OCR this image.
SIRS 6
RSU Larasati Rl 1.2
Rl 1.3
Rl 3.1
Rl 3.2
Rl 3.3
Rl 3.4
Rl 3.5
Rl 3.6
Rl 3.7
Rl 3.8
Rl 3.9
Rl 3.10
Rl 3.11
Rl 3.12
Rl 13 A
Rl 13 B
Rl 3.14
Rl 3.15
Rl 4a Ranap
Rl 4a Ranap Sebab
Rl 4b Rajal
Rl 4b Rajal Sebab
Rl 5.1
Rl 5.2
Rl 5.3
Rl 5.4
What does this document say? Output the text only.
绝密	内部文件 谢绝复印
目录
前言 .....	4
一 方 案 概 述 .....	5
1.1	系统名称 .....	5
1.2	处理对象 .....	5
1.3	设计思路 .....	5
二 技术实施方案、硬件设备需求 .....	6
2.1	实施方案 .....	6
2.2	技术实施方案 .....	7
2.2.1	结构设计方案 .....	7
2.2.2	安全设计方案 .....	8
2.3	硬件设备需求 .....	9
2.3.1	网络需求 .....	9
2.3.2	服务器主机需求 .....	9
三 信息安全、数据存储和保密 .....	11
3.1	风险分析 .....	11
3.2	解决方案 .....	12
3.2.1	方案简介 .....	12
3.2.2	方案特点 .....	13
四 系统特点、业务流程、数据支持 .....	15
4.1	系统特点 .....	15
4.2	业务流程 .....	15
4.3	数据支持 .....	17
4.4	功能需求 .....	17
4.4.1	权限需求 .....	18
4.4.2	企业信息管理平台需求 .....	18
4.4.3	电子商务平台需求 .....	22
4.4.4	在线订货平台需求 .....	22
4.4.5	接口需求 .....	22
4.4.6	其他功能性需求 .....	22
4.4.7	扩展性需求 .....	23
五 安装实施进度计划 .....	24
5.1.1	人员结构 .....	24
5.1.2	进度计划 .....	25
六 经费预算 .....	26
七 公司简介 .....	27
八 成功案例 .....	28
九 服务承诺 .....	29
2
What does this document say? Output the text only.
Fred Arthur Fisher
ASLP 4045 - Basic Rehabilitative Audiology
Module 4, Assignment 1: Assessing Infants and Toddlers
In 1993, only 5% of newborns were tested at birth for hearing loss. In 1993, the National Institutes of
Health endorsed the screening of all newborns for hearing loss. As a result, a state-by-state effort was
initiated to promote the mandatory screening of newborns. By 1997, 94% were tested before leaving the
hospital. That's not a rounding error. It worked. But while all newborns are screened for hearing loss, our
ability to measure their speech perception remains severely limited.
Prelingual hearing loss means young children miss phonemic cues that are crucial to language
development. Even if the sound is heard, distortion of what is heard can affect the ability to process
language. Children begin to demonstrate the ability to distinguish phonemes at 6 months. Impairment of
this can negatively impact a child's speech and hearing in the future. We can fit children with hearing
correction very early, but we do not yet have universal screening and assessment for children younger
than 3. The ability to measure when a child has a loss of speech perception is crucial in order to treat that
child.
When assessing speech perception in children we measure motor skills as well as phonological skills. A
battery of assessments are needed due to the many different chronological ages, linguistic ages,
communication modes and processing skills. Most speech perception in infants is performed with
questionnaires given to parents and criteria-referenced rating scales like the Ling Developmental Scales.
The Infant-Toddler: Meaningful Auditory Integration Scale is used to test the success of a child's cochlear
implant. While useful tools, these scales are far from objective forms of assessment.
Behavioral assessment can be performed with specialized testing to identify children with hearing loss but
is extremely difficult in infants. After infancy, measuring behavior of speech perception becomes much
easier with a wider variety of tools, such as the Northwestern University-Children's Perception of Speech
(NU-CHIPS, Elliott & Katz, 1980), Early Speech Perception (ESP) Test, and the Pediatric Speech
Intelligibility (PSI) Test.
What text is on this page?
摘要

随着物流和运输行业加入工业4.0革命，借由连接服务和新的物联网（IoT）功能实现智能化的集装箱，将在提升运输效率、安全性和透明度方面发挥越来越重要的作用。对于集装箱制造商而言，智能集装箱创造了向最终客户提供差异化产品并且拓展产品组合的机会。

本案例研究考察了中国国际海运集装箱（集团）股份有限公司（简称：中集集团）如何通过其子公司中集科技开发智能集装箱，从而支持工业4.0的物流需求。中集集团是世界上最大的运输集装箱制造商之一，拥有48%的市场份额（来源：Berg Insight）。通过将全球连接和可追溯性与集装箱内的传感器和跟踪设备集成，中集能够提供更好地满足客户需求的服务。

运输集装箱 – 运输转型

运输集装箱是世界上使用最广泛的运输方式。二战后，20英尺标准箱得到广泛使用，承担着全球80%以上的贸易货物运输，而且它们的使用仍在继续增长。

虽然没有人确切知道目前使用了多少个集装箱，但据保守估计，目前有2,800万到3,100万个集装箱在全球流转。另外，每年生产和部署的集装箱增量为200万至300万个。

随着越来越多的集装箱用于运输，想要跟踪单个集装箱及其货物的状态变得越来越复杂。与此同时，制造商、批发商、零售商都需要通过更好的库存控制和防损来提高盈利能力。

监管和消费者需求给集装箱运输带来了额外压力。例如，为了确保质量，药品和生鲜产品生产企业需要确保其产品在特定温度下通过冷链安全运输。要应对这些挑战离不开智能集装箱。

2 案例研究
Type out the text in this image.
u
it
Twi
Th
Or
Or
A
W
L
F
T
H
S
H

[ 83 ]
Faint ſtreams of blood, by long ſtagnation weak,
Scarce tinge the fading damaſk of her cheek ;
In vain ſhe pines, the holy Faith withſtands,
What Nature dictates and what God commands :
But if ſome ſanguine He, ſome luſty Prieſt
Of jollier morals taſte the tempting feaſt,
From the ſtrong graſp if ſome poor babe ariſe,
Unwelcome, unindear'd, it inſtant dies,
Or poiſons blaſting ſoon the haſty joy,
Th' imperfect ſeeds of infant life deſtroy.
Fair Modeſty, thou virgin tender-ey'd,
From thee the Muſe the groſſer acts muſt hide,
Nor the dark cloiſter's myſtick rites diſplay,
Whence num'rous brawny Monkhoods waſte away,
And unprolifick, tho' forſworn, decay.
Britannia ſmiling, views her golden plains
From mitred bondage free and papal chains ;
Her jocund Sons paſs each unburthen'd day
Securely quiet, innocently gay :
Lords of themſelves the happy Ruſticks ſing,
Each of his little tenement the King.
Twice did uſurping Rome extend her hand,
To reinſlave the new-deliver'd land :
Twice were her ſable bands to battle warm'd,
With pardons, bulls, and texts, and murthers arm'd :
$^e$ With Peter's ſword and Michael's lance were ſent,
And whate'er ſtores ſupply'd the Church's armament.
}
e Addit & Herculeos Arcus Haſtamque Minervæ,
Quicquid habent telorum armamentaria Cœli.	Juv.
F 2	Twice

What needs to be done: Copy down every line of the entries containing the word "skills".

Correct response:
When assessing speech perception in children we measure motor skills as well as phonological skills. A
communication modes and processing skills. Most speech perception in infants is performed with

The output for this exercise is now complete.